*DO THIS*
Take the material and output all of it exactly.

"""

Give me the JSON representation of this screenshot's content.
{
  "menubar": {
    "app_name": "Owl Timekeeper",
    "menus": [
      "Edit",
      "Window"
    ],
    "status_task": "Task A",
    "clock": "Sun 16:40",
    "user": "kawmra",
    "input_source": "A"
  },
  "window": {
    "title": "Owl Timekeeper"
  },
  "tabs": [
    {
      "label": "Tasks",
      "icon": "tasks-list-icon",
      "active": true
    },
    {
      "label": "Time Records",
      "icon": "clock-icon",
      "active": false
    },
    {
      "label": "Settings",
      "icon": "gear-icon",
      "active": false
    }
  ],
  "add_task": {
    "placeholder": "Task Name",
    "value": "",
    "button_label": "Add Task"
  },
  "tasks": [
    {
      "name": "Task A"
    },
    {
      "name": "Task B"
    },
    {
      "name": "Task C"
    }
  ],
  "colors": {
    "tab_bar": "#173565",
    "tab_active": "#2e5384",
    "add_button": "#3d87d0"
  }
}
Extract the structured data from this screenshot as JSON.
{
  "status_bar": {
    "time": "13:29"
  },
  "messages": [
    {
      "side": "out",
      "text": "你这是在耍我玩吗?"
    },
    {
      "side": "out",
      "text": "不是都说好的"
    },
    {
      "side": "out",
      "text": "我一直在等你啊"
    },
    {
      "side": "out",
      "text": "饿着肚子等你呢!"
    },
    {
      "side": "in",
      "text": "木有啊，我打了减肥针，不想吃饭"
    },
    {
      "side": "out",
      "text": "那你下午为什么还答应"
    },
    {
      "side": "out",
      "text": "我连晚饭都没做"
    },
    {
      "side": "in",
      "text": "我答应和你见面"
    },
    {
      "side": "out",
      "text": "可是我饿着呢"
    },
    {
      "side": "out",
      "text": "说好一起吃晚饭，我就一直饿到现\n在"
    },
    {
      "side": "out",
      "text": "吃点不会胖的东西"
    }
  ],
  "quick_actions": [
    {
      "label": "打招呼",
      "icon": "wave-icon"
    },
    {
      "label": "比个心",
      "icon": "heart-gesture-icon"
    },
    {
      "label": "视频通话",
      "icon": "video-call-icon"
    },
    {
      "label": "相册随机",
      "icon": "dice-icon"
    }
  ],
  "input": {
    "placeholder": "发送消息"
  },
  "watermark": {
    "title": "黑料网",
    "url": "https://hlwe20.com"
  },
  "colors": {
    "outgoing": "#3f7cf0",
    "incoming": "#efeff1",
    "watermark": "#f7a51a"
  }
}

"""

*TASK SOLUTION*
Give me the JSON representation of this screenshot's content.
{
  "menubar": {
    "app_name": "Owl Timekeeper",
    "menus": [
      "Edit",
      "Window"
    ],
    "status_task": "Task A",
    "clock": "Sun 16:40",
    "user": "kawmra",
    "input_source": "A"
  },
  "window": {
    "title": "Owl Timekeeper"
  },
  "tabs": [
    {
      "label": "Tasks",
      "icon": "tasks-list-icon",
      "active": true
    },
    {
      "label": "Time Records",
      "icon": "clock-icon",
      "active": false
    },
    {
      "label": "Settings",
      "icon": "gear-icon",
      "active": false
    }
  ],
  "add_task": {
    "placeholder": "Task Name",
    "value": "",
    "button_label": "Add Task"
  },
  "tasks": [
    {
      "name": "Task A"
    },
    {
      "name": "Task B"
    },
    {
      "name": "Task C"
    }
  ],
  "colors": {
    "tab_bar": "#173565",
    "tab_active": "#2e5384",
    "add_button": "#3d87d0"
  }
}
Extract the structured data from this screenshot as JSON.
{
  "status_bar": {
    "time": "13:29"
  },
  "messages": [
    {
      "side": "out",
      "text": "你这是在耍我玩吗?"
    },
    {
      "side": "out",
      "text": "不是都说好的"
    },
    {
      "side": "out",
      "text": "我一直在等你啊"
    },
    {
      "side": "out",
      "text": "饿着肚子等你呢!"
    },
    {
      "side": "in",
      "text": "木有啊，我打了减肥针，不想吃饭"
    },
    {
      "side": "out",
      "text": "那你下午为什么还答应"
    },
    {
      "side": "out",
      "text": "我连晚饭都没做"
    },
    {
      "side": "in",
      "text": "我答应和你见面"
    },
    {
      "side": "out",
      "text": "可是我饿着呢"
    },
    {
      "side": "out",
      "text": "说好一起吃晚饭，我就一直饿到现\n在"
    },
    {
      "side": "out",
      "text": "吃点不会胖的东西"
    }
  ],
  "quick_actions": [
    {
      "label": "打招呼",
      "icon": "wave-icon"
    },
    {
      "label": "比个心",
      "icon": "heart-gesture-icon"
    },
    {
      "label": "视频通话",
      "icon": "video-call-icon"
    },
    {
      "label": "相册随机",
      "icon": "dice-icon"
    }
  ],
  "input": {
    "placeholder": "发送消息"
  },
  "watermark": {
    "title": "黑料网",
    "url": "https://hlwe20.com"
  },
  "colors": {
    "outgoing": "#3f7cf0",
    "incoming": "#efeff1",
    "watermark": "#f7a51a"
  }
}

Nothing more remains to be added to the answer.